------ RECORDS TO USE
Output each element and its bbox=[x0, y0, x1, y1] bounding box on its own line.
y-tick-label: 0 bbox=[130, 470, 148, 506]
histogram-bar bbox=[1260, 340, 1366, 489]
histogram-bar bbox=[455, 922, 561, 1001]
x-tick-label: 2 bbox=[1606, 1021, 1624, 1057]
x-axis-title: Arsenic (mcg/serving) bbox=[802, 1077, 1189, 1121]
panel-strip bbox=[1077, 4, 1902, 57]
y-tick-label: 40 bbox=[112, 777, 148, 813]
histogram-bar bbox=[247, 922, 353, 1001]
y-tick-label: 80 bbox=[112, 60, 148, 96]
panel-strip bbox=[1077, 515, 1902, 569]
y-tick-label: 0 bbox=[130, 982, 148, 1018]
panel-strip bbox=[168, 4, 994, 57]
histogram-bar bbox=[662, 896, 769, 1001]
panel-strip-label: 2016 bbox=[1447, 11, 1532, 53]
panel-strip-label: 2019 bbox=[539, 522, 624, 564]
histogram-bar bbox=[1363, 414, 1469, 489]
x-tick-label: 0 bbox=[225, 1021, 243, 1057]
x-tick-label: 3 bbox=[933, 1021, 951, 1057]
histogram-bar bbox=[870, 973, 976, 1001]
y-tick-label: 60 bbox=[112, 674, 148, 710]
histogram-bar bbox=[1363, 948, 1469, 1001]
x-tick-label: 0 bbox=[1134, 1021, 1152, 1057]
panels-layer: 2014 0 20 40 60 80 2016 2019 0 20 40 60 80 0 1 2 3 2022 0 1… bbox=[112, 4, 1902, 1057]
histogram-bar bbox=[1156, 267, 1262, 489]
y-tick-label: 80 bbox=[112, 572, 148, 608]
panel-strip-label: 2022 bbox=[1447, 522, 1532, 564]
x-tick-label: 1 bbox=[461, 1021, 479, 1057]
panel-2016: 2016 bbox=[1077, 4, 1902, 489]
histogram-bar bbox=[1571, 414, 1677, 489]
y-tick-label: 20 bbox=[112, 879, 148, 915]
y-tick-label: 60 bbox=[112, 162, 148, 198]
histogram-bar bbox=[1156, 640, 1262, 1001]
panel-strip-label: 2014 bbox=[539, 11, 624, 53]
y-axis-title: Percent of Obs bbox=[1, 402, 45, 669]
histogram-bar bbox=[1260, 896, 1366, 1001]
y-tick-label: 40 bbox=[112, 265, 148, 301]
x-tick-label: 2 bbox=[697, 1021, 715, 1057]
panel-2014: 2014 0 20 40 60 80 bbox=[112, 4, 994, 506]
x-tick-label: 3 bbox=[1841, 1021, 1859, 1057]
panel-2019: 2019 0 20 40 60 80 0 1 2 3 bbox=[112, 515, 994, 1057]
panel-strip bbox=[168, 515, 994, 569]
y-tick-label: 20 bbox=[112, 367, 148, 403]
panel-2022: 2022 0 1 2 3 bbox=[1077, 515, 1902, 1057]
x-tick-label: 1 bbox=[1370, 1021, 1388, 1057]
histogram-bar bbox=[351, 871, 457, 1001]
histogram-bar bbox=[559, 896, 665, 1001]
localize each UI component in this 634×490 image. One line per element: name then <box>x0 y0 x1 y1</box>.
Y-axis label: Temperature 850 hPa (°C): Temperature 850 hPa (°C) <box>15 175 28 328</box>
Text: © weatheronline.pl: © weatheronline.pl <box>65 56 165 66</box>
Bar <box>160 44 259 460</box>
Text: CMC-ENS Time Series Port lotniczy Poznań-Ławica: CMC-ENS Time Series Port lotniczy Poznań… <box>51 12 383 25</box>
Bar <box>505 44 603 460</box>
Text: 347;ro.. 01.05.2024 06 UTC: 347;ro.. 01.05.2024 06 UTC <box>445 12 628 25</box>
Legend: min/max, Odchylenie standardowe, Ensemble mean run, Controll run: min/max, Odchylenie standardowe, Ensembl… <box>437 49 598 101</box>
------------
## REQUIRED TASK
Rewrite all lines of the entries above, changing each occurrence of "histogram-bar" to "histogram-column" and leaving everything else untouched.

## RESULT OF THIS TASK
Output each element and its bbox=[x0, y0, x1, y1] bounding box on its own line.
y-tick-label: 0 bbox=[130, 470, 148, 506]
histogram-column bbox=[1260, 340, 1366, 489]
histogram-column bbox=[455, 922, 561, 1001]
x-tick-label: 2 bbox=[1606, 1021, 1624, 1057]
x-axis-title: Arsenic (mcg/serving) bbox=[802, 1077, 1189, 1121]
panel-strip bbox=[1077, 4, 1902, 57]
y-tick-label: 40 bbox=[112, 777, 148, 813]
histogram-column bbox=[247, 922, 353, 1001]
y-tick-label: 80 bbox=[112, 60, 148, 96]
panel-strip bbox=[1077, 515, 1902, 569]
y-tick-label: 0 bbox=[130, 982, 148, 1018]
panel-strip bbox=[168, 4, 994, 57]
histogram-column bbox=[662, 896, 769, 1001]
panel-strip-label: 2016 bbox=[1447, 11, 1532, 53]
panel-strip-label: 2019 bbox=[539, 522, 624, 564]
histogram-column bbox=[1363, 414, 1469, 489]
x-tick-label: 0 bbox=[225, 1021, 243, 1057]
x-tick-label: 3 bbox=[933, 1021, 951, 1057]
histogram-column bbox=[870, 973, 976, 1001]
y-tick-label: 60 bbox=[112, 674, 148, 710]
histogram-column bbox=[1363, 948, 1469, 1001]
x-tick-label: 0 bbox=[1134, 1021, 1152, 1057]
panels-layer: 2014 0 20 40 60 80 2016 2019 0 20 40 60 80 0 1 2 3 2022 0 1… bbox=[112, 4, 1902, 1057]
histogram-column bbox=[1156, 267, 1262, 489]
y-tick-label: 80 bbox=[112, 572, 148, 608]
panel-strip-label: 2022 bbox=[1447, 522, 1532, 564]
x-tick-label: 1 bbox=[461, 1021, 479, 1057]
panel-2016: 2016 bbox=[1077, 4, 1902, 489]
histogram-column bbox=[1571, 414, 1677, 489]
y-tick-label: 20 bbox=[112, 879, 148, 915]
y-tick-label: 60 bbox=[112, 162, 148, 198]
histogram-column bbox=[1156, 640, 1262, 1001]
panel-strip-label: 2014 bbox=[539, 11, 624, 53]
y-axis-title: Percent of Obs bbox=[1, 402, 45, 669]
histogram-column bbox=[1260, 896, 1366, 1001]
y-tick-label: 40 bbox=[112, 265, 148, 301]
x-tick-label: 2 bbox=[697, 1021, 715, 1057]
panel-2014: 2014 0 20 40 60 80 bbox=[112, 4, 994, 506]
x-tick-label: 3 bbox=[1841, 1021, 1859, 1057]
panel-2019: 2019 0 20 40 60 80 0 1 2 3 bbox=[112, 515, 994, 1057]
panel-strip bbox=[168, 515, 994, 569]
y-tick-label: 20 bbox=[112, 367, 148, 403]
panel-2022: 2022 0 1 2 3 bbox=[1077, 515, 1902, 1057]
x-tick-label: 1 bbox=[1370, 1021, 1388, 1057]
histogram-column bbox=[351, 871, 457, 1001]
histogram-column bbox=[559, 896, 665, 1001]
localize each UI component in this 634×490 image. One line per element: name then <box>x0 y0 x1 y1</box>.
Y-axis label: Temperature 850 hPa (°C): Temperature 850 hPa (°C) <box>15 175 28 328</box>
Text: © weatheronline.pl: © weatheronline.pl <box>65 56 165 66</box>
Bar <box>160 44 259 460</box>
Text: CMC-ENS Time Series Port lotniczy Poznań-Ławica: CMC-ENS Time Series Port lotniczy Poznań… <box>51 12 383 25</box>
Bar <box>505 44 603 460</box>
Text: 347;ro.. 01.05.2024 06 UTC: 347;ro.. 01.05.2024 06 UTC <box>445 12 628 25</box>
Legend: min/max, Odchylenie standardowe, Ensemble mean run, Controll run: min/max, Odchylenie standardowe, Ensembl… <box>437 49 598 101</box>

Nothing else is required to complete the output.